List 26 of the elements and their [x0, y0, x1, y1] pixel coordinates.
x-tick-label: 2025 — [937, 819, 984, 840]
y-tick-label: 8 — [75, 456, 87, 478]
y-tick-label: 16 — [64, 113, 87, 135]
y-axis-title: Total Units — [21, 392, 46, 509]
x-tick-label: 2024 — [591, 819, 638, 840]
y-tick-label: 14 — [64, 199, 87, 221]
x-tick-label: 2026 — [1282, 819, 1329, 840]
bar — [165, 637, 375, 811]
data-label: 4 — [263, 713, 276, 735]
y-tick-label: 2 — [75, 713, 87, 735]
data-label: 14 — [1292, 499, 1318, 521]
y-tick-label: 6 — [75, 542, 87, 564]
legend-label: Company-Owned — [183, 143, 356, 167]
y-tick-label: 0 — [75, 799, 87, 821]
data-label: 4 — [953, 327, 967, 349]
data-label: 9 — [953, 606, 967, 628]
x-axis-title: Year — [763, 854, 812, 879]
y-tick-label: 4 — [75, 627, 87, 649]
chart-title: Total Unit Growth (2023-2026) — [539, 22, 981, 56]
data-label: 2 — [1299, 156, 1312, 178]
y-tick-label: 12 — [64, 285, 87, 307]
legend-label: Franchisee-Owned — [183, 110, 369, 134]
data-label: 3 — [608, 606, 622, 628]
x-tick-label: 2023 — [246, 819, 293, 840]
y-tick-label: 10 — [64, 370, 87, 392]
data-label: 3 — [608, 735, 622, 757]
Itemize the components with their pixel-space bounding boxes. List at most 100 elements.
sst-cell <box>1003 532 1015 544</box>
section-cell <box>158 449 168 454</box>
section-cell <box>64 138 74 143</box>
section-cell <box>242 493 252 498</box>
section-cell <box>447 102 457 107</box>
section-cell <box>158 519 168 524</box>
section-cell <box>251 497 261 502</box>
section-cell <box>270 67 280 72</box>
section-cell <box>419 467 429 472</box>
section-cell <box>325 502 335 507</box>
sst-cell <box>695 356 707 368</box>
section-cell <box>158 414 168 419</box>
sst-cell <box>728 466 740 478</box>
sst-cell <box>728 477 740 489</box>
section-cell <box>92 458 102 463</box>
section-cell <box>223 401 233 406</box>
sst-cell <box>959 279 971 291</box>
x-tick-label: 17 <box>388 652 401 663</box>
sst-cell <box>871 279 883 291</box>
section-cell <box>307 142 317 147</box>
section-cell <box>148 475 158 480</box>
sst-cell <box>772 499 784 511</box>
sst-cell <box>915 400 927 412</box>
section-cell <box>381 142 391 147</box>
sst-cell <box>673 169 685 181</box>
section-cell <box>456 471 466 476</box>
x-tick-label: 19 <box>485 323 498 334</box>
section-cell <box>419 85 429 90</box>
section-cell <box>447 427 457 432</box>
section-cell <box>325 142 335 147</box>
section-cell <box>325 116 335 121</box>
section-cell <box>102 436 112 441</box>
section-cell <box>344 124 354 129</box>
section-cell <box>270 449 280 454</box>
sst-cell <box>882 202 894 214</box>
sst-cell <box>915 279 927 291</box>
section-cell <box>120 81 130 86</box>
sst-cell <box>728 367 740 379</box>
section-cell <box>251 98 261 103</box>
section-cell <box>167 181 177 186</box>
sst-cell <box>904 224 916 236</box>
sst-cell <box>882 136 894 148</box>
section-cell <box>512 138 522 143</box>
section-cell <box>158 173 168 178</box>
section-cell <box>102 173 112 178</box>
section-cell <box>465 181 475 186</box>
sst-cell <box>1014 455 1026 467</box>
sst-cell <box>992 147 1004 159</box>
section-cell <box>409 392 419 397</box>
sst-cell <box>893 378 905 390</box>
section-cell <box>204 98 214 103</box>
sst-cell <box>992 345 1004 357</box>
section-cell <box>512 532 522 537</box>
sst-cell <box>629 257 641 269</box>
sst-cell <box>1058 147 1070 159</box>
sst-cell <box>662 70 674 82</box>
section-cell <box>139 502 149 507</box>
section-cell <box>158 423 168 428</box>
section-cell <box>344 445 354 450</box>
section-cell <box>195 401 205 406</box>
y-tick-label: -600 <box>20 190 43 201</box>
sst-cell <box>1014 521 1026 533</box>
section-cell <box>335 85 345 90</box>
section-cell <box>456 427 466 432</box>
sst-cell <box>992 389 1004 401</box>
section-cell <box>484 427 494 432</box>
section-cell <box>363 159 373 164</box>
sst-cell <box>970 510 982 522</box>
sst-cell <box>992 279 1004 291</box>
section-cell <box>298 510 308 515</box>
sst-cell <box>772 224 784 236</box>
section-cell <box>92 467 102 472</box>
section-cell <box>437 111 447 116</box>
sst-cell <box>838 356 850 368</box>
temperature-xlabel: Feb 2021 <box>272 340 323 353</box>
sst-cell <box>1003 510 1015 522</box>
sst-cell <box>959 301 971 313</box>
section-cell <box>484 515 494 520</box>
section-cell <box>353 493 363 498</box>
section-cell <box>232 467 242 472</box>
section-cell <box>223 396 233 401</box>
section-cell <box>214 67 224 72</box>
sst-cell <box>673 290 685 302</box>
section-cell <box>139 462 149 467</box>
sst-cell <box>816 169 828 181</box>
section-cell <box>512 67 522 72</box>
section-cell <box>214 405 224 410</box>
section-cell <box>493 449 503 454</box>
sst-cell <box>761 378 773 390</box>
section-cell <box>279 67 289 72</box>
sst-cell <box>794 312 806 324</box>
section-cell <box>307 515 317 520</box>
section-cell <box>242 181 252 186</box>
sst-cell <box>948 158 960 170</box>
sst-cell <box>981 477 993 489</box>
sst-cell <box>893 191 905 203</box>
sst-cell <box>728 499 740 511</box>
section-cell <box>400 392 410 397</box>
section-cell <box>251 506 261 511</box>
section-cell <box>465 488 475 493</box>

EXERCISE OBJECTIVE: Please revise the entries above by changing "Franchisee-Owned" to "Franchised", and reproduce every line with nothing else altered.

ANSWER TO THE EXERCISE:
List 26 of the elements and their [x0, y0, x1, y1] pixel coordinates.
x-tick-label: 2025 — [937, 819, 984, 840]
y-tick-label: 8 — [75, 456, 87, 478]
y-tick-label: 16 — [64, 113, 87, 135]
y-axis-title: Total Units — [21, 392, 46, 509]
x-tick-label: 2024 — [591, 819, 638, 840]
y-tick-label: 14 — [64, 199, 87, 221]
x-tick-label: 2026 — [1282, 819, 1329, 840]
bar — [165, 637, 375, 811]
data-label: 4 — [263, 713, 276, 735]
y-tick-label: 2 — [75, 713, 87, 735]
data-label: 14 — [1292, 499, 1318, 521]
y-tick-label: 6 — [75, 542, 87, 564]
legend-label: Company-Owned — [183, 143, 356, 167]
y-tick-label: 0 — [75, 799, 87, 821]
data-label: 4 — [953, 327, 967, 349]
data-label: 9 — [953, 606, 967, 628]
x-axis-title: Year — [763, 854, 812, 879]
y-tick-label: 4 — [75, 627, 87, 649]
chart-title: Total Unit Growth (2023-2026) — [539, 22, 981, 56]
data-label: 2 — [1299, 156, 1312, 178]
y-tick-label: 12 — [64, 285, 87, 307]
legend-label: Franchised — [183, 110, 369, 134]
data-label: 3 — [608, 606, 622, 628]
x-tick-label: 2023 — [246, 819, 293, 840]
y-tick-label: 10 — [64, 370, 87, 392]
data-label: 3 — [608, 735, 622, 757]
Itemize the components with their pixel-space bounding boxes. List at most 100 elements.
sst-cell <box>1003 532 1015 544</box>
section-cell <box>158 449 168 454</box>
section-cell <box>64 138 74 143</box>
section-cell <box>242 493 252 498</box>
section-cell <box>447 102 457 107</box>
section-cell <box>158 519 168 524</box>
section-cell <box>251 497 261 502</box>
section-cell <box>270 67 280 72</box>
section-cell <box>419 467 429 472</box>
section-cell <box>325 502 335 507</box>
sst-cell <box>695 356 707 368</box>
section-cell <box>158 414 168 419</box>
sst-cell <box>728 466 740 478</box>
sst-cell <box>728 477 740 489</box>
section-cell <box>92 458 102 463</box>
section-cell <box>223 401 233 406</box>
sst-cell <box>959 279 971 291</box>
x-tick-label: 17 <box>388 652 401 663</box>
sst-cell <box>871 279 883 291</box>
section-cell <box>307 142 317 147</box>
section-cell <box>148 475 158 480</box>
sst-cell <box>772 499 784 511</box>
sst-cell <box>915 400 927 412</box>
section-cell <box>381 142 391 147</box>
sst-cell <box>673 169 685 181</box>
section-cell <box>456 471 466 476</box>
x-tick-label: 19 <box>485 323 498 334</box>
section-cell <box>419 85 429 90</box>
section-cell <box>447 427 457 432</box>
section-cell <box>325 142 335 147</box>
section-cell <box>325 116 335 121</box>
section-cell <box>102 436 112 441</box>
section-cell <box>344 124 354 129</box>
section-cell <box>270 449 280 454</box>
sst-cell <box>882 202 894 214</box>
sst-cell <box>915 279 927 291</box>
section-cell <box>120 81 130 86</box>
sst-cell <box>728 367 740 379</box>
section-cell <box>251 98 261 103</box>
section-cell <box>167 181 177 186</box>
sst-cell <box>904 224 916 236</box>
sst-cell <box>882 136 894 148</box>
section-cell <box>512 138 522 143</box>
section-cell <box>158 173 168 178</box>
section-cell <box>102 173 112 178</box>
section-cell <box>465 181 475 186</box>
sst-cell <box>1014 455 1026 467</box>
sst-cell <box>992 147 1004 159</box>
section-cell <box>409 392 419 397</box>
sst-cell <box>893 378 905 390</box>
section-cell <box>204 98 214 103</box>
sst-cell <box>992 345 1004 357</box>
section-cell <box>512 532 522 537</box>
sst-cell <box>629 257 641 269</box>
sst-cell <box>1058 147 1070 159</box>
sst-cell <box>662 70 674 82</box>
section-cell <box>139 502 149 507</box>
section-cell <box>158 423 168 428</box>
section-cell <box>344 445 354 450</box>
section-cell <box>195 401 205 406</box>
y-tick-label: -600 <box>20 190 43 201</box>
sst-cell <box>1014 521 1026 533</box>
section-cell <box>335 85 345 90</box>
section-cell <box>456 427 466 432</box>
sst-cell <box>992 389 1004 401</box>
section-cell <box>484 427 494 432</box>
section-cell <box>363 159 373 164</box>
sst-cell <box>970 510 982 522</box>
sst-cell <box>992 279 1004 291</box>
section-cell <box>298 510 308 515</box>
sst-cell <box>772 224 784 236</box>
section-cell <box>92 467 102 472</box>
section-cell <box>437 111 447 116</box>
sst-cell <box>838 356 850 368</box>
temperature-xlabel: Feb 2021 <box>272 340 323 353</box>
sst-cell <box>1003 510 1015 522</box>
sst-cell <box>959 301 971 313</box>
section-cell <box>484 515 494 520</box>
section-cell <box>353 493 363 498</box>
section-cell <box>232 467 242 472</box>
section-cell <box>223 396 233 401</box>
section-cell <box>214 67 224 72</box>
sst-cell <box>673 290 685 302</box>
section-cell <box>139 462 149 467</box>
sst-cell <box>816 169 828 181</box>
section-cell <box>512 67 522 72</box>
section-cell <box>214 405 224 410</box>
section-cell <box>493 449 503 454</box>
sst-cell <box>761 378 773 390</box>
section-cell <box>279 67 289 72</box>
sst-cell <box>794 312 806 324</box>
section-cell <box>307 515 317 520</box>
section-cell <box>242 181 252 186</box>
sst-cell <box>948 158 960 170</box>
sst-cell <box>981 477 993 489</box>
sst-cell <box>893 191 905 203</box>
sst-cell <box>728 499 740 511</box>
section-cell <box>400 392 410 397</box>
section-cell <box>251 506 261 511</box>
section-cell <box>465 488 475 493</box>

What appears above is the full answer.